§ **INSTRUCTIONS TO FOLLOW**:
Extract each line of the data and write it out again exactly.
-=-=-
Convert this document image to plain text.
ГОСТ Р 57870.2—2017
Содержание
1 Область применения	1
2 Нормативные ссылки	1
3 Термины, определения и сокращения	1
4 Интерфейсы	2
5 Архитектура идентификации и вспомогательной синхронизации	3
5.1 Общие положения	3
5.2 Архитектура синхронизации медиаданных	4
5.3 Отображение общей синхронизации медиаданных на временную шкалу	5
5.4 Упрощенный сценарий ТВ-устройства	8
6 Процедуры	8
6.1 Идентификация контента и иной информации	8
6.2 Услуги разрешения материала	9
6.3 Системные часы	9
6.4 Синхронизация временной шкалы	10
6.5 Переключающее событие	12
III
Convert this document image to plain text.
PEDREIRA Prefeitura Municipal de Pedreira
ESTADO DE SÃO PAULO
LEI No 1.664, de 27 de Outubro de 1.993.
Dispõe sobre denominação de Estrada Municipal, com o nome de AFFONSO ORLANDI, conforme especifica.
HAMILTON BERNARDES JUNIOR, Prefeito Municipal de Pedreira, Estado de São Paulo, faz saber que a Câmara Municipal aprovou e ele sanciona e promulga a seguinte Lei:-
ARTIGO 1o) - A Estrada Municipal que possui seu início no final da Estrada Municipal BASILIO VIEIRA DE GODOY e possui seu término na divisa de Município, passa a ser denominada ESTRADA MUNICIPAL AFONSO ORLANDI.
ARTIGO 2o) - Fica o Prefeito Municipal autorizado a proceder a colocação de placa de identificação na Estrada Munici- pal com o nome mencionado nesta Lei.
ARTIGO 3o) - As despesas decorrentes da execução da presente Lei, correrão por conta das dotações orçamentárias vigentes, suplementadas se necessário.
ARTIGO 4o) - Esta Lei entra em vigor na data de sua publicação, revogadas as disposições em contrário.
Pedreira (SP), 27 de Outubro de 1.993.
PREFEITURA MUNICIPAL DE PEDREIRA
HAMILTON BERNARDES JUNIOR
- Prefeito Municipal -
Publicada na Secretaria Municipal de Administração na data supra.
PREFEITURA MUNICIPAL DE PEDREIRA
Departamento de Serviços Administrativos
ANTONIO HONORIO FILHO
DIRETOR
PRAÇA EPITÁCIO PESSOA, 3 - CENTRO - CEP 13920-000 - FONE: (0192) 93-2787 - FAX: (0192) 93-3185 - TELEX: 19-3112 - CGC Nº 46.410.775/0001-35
-=-=-
§ **COMPLETE RESPONSE**:
Convert this document image to plain text.
ГОСТ Р 57870.2—2017
Содержание
1 Область применения	1
2 Нормативные ссылки	1
3 Термины, определения и сокращения	1
4 Интерфейсы	2
5 Архитектура идентификации и вспомогательной синхронизации	3
5.1 Общие положения	3
5.2 Архитектура синхронизации медиаданных	4
5.3 Отображение общей синхронизации медиаданных на временную шкалу	5
5.4 Упрощенный сценарий ТВ-устройства	8
6 Процедуры	8
6.1 Идентификация контента и иной информации	8
6.2 Услуги разрешения материала	9
6.3 Системные часы	9
6.4 Синхронизация временной шкалы	10
6.5 Переключающее событие	12
III
Convert this document image to plain text.
PEDREIRA Prefeitura Municipal de Pedreira
ESTADO DE SÃO PAULO
LEI No 1.664, de 27 de Outubro de 1.993.
Dispõe sobre denominação de Estrada Municipal, com o nome de AFFONSO ORLANDI, conforme especifica.
HAMILTON BERNARDES JUNIOR, Prefeito Municipal de Pedreira, Estado de São Paulo, faz saber que a Câmara Municipal aprovou e ele sanciona e promulga a seguinte Lei:-
ARTIGO 1o) - A Estrada Municipal que possui seu início no final da Estrada Municipal BASILIO VIEIRA DE GODOY e possui seu término na divisa de Município, passa a ser denominada ESTRADA MUNICIPAL AFONSO ORLANDI.
ARTIGO 2o) - Fica o Prefeito Municipal autorizado a proceder a colocação de placa de identificação na Estrada Munici- pal com o nome mencionado nesta Lei.
ARTIGO 3o) - As despesas decorrentes da execução da presente Lei, correrão por conta das dotações orçamentárias vigentes, suplementadas se necessário.
ARTIGO 4o) - Esta Lei entra em vigor na data de sua publicação, revogadas as disposições em contrário.
Pedreira (SP), 27 de Outubro de 1.993.
PREFEITURA MUNICIPAL DE PEDREIRA
HAMILTON BERNARDES JUNIOR
- Prefeito Municipal -
Publicada na Secretaria Municipal de Administração na data supra.
PREFEITURA MUNICIPAL DE PEDREIRA
Departamento de Serviços Administrativos
ANTONIO HONORIO FILHO
DIRETOR
PRAÇA EPITÁCIO PESSOA, 3 - CENTRO - CEP 13920-000 - FONE: (0192) 93-2787 - FAX: (0192) 93-3185 - TELEX: 19-3112 - CGC Nº 46.410.775/0001-35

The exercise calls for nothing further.